> _Aim of the task_:
Give an exact transcription of every line, dropping the images.

--------------------------------

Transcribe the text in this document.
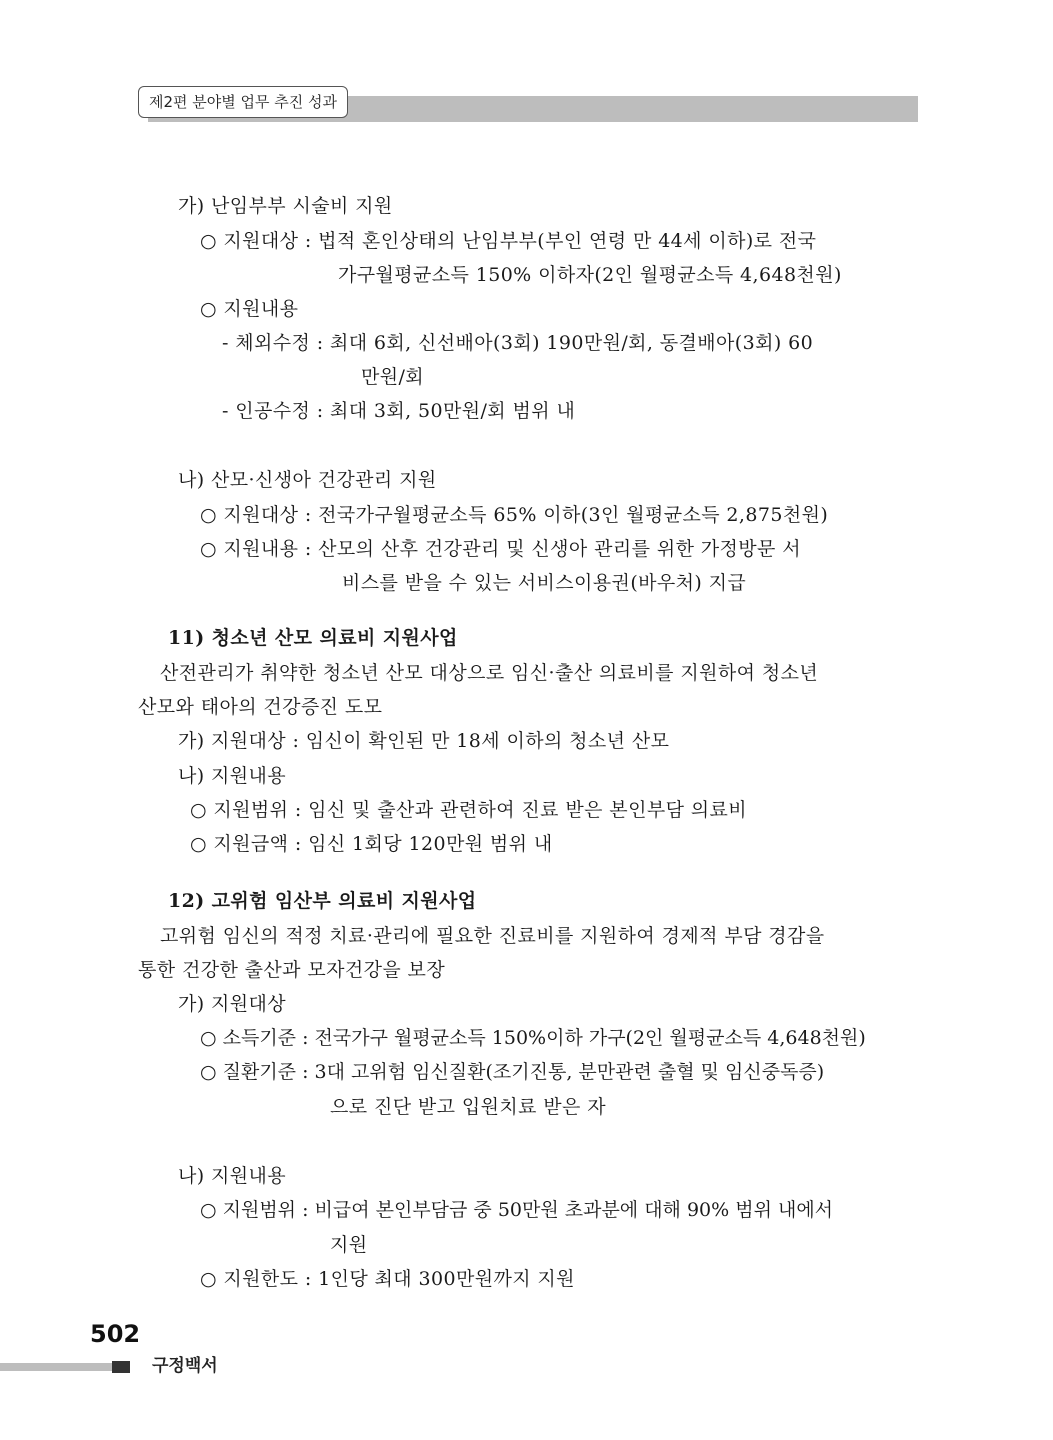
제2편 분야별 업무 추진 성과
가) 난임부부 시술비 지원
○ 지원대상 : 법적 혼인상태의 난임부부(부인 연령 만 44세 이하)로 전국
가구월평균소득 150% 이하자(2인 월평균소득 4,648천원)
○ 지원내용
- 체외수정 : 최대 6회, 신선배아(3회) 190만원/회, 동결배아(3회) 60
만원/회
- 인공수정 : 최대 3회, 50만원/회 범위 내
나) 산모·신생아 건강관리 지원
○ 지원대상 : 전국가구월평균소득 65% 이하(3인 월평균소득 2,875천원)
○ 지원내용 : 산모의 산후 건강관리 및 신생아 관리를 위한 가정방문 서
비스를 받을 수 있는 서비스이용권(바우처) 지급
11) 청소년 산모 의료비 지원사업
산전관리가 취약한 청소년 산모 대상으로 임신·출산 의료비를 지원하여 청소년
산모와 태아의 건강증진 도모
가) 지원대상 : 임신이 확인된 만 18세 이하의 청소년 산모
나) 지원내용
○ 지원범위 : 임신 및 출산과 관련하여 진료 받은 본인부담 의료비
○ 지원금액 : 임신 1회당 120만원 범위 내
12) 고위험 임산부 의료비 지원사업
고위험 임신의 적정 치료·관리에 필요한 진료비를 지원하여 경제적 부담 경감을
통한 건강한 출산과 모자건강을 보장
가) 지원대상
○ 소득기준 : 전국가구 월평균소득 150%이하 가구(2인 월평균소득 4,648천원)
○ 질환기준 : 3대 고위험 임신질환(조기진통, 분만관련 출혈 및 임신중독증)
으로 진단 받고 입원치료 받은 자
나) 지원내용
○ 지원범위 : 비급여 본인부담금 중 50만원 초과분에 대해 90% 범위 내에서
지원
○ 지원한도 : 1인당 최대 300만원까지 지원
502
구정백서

--------------------------------

> _The solution_:
Transcribe the text in this document.
제2편 분야별 업무 추진 성과
가) 난임부부 시술비 지원
○ 지원대상 : 법적 혼인상태의 난임부부(부인 연령 만 44세 이하)로 전국
가구월평균소득 150% 이하자(2인 월평균소득 4,648천원)
○ 지원내용
- 체외수정 : 최대 6회, 신선배아(3회) 190만원/회, 동결배아(3회) 60
만원/회
- 인공수정 : 최대 3회, 50만원/회 범위 내
나) 산모·신생아 건강관리 지원
○ 지원대상 : 전국가구월평균소득 65% 이하(3인 월평균소득 2,875천원)
○ 지원내용 : 산모의 산후 건강관리 및 신생아 관리를 위한 가정방문 서
비스를 받을 수 있는 서비스이용권(바우처) 지급
11) 청소년 산모 의료비 지원사업
산전관리가 취약한 청소년 산모 대상으로 임신·출산 의료비를 지원하여 청소년
산모와 태아의 건강증진 도모
가) 지원대상 : 임신이 확인된 만 18세 이하의 청소년 산모
나) 지원내용
○ 지원범위 : 임신 및 출산과 관련하여 진료 받은 본인부담 의료비
○ 지원금액 : 임신 1회당 120만원 범위 내
12) 고위험 임산부 의료비 지원사업
고위험 임신의 적정 치료·관리에 필요한 진료비를 지원하여 경제적 부담 경감을
통한 건강한 출산과 모자건강을 보장
가) 지원대상
○ 소득기준 : 전국가구 월평균소득 150%이하 가구(2인 월평균소득 4,648천원)
○ 질환기준 : 3대 고위험 임신질환(조기진통, 분만관련 출혈 및 임신중독증)
으로 진단 받고 입원치료 받은 자
나) 지원내용
○ 지원범위 : 비급여 본인부담금 중 50만원 초과분에 대해 90% 범위 내에서
지원
○ 지원한도 : 1인당 최대 300만원까지 지원
502
구정백서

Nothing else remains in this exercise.